__What you have to do__. Give only the number of lines that include the string "MyMessageBoxA".

------------------------------------

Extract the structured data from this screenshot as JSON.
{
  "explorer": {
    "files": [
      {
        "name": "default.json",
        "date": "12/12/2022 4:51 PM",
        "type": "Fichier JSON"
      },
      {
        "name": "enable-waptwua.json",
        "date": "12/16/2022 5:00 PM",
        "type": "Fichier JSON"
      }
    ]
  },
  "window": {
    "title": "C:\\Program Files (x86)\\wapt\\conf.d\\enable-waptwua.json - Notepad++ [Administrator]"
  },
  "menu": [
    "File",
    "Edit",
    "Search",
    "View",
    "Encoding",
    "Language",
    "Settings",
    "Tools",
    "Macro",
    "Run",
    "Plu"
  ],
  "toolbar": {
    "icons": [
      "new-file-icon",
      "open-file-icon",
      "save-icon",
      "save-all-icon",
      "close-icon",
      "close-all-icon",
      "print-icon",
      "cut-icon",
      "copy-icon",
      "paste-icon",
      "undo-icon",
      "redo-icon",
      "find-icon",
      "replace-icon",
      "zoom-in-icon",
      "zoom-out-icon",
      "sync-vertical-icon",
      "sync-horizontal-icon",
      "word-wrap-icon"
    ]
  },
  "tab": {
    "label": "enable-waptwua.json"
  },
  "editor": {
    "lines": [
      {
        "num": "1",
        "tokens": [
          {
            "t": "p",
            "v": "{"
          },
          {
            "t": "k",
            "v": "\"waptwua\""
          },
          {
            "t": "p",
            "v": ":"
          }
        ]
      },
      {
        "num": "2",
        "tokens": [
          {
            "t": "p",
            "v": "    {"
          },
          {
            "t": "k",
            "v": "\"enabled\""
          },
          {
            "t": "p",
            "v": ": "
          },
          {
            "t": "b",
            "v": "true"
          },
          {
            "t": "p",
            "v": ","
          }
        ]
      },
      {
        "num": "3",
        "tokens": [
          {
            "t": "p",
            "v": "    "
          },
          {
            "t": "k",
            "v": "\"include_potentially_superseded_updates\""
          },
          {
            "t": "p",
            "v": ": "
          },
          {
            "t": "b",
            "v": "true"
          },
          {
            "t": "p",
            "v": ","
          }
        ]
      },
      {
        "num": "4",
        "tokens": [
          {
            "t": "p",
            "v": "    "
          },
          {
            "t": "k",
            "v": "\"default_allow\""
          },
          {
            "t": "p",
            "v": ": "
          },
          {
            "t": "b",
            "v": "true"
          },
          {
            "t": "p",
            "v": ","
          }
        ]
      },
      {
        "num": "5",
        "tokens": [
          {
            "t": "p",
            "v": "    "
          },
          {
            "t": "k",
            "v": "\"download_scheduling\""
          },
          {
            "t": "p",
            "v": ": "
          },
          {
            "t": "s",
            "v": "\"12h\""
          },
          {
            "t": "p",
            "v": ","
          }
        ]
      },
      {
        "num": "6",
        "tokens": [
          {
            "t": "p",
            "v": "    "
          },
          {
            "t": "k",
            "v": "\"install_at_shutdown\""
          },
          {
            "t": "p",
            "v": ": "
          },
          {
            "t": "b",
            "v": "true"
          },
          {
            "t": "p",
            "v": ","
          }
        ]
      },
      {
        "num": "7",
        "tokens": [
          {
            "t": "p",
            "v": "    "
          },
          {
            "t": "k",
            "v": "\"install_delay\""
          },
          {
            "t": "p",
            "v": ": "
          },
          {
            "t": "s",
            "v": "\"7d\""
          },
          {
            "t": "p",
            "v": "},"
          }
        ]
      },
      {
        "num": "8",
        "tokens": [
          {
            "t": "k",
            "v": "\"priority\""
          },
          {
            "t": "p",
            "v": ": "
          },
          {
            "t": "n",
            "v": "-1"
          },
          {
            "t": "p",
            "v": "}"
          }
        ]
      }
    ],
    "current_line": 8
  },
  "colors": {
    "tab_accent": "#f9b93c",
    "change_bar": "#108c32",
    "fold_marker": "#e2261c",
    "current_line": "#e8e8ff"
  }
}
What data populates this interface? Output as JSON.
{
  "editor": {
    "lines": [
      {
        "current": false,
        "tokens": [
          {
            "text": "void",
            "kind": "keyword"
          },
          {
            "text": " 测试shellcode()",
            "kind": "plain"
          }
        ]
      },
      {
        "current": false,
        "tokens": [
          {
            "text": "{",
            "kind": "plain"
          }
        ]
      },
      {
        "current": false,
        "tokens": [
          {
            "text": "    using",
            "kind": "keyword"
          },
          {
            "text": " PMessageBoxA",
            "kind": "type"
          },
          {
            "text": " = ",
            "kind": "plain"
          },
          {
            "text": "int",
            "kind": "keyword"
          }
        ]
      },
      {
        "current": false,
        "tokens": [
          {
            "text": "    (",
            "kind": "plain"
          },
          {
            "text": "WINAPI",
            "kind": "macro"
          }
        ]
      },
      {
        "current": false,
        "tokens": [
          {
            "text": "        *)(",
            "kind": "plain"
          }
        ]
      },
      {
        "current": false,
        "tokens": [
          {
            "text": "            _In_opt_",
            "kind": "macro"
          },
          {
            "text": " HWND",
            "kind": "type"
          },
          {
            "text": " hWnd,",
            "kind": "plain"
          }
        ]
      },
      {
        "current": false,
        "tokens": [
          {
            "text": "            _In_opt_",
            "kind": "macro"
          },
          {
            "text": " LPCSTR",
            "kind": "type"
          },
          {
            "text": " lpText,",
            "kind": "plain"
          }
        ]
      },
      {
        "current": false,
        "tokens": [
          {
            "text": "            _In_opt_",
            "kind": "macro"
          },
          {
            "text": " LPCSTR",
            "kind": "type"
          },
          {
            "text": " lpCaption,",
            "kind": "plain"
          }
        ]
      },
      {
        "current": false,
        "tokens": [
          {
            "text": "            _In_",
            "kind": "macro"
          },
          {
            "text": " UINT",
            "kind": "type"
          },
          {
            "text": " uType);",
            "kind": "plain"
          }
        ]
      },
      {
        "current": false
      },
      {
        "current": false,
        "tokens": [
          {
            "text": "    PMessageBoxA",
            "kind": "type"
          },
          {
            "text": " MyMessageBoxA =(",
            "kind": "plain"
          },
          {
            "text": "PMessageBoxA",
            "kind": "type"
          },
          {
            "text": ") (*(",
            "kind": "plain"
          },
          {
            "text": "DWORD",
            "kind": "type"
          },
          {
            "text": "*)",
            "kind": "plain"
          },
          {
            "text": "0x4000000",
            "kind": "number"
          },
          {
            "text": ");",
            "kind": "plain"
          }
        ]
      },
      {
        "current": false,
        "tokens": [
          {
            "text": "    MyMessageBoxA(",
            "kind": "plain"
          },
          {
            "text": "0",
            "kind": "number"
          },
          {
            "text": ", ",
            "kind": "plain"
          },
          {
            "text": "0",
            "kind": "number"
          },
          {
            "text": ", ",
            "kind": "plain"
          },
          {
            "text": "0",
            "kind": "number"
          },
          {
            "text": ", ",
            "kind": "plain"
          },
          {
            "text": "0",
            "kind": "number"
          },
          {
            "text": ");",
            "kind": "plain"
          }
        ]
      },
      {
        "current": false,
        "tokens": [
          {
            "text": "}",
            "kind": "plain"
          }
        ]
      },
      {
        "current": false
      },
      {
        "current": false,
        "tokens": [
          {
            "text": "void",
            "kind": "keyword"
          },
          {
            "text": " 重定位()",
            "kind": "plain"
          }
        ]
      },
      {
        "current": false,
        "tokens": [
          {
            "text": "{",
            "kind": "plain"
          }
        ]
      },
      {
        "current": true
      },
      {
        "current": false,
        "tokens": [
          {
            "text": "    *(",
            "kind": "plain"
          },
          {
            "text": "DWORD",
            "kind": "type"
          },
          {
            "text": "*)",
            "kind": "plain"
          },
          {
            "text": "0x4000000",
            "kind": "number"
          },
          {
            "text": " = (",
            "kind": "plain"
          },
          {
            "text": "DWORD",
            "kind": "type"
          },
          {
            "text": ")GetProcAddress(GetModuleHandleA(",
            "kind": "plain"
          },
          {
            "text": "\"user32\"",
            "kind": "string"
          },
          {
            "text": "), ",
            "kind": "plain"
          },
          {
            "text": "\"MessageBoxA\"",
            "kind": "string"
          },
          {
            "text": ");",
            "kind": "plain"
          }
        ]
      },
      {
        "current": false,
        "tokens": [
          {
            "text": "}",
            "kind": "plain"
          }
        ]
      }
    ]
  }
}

------------------------------------

__Written response__. 2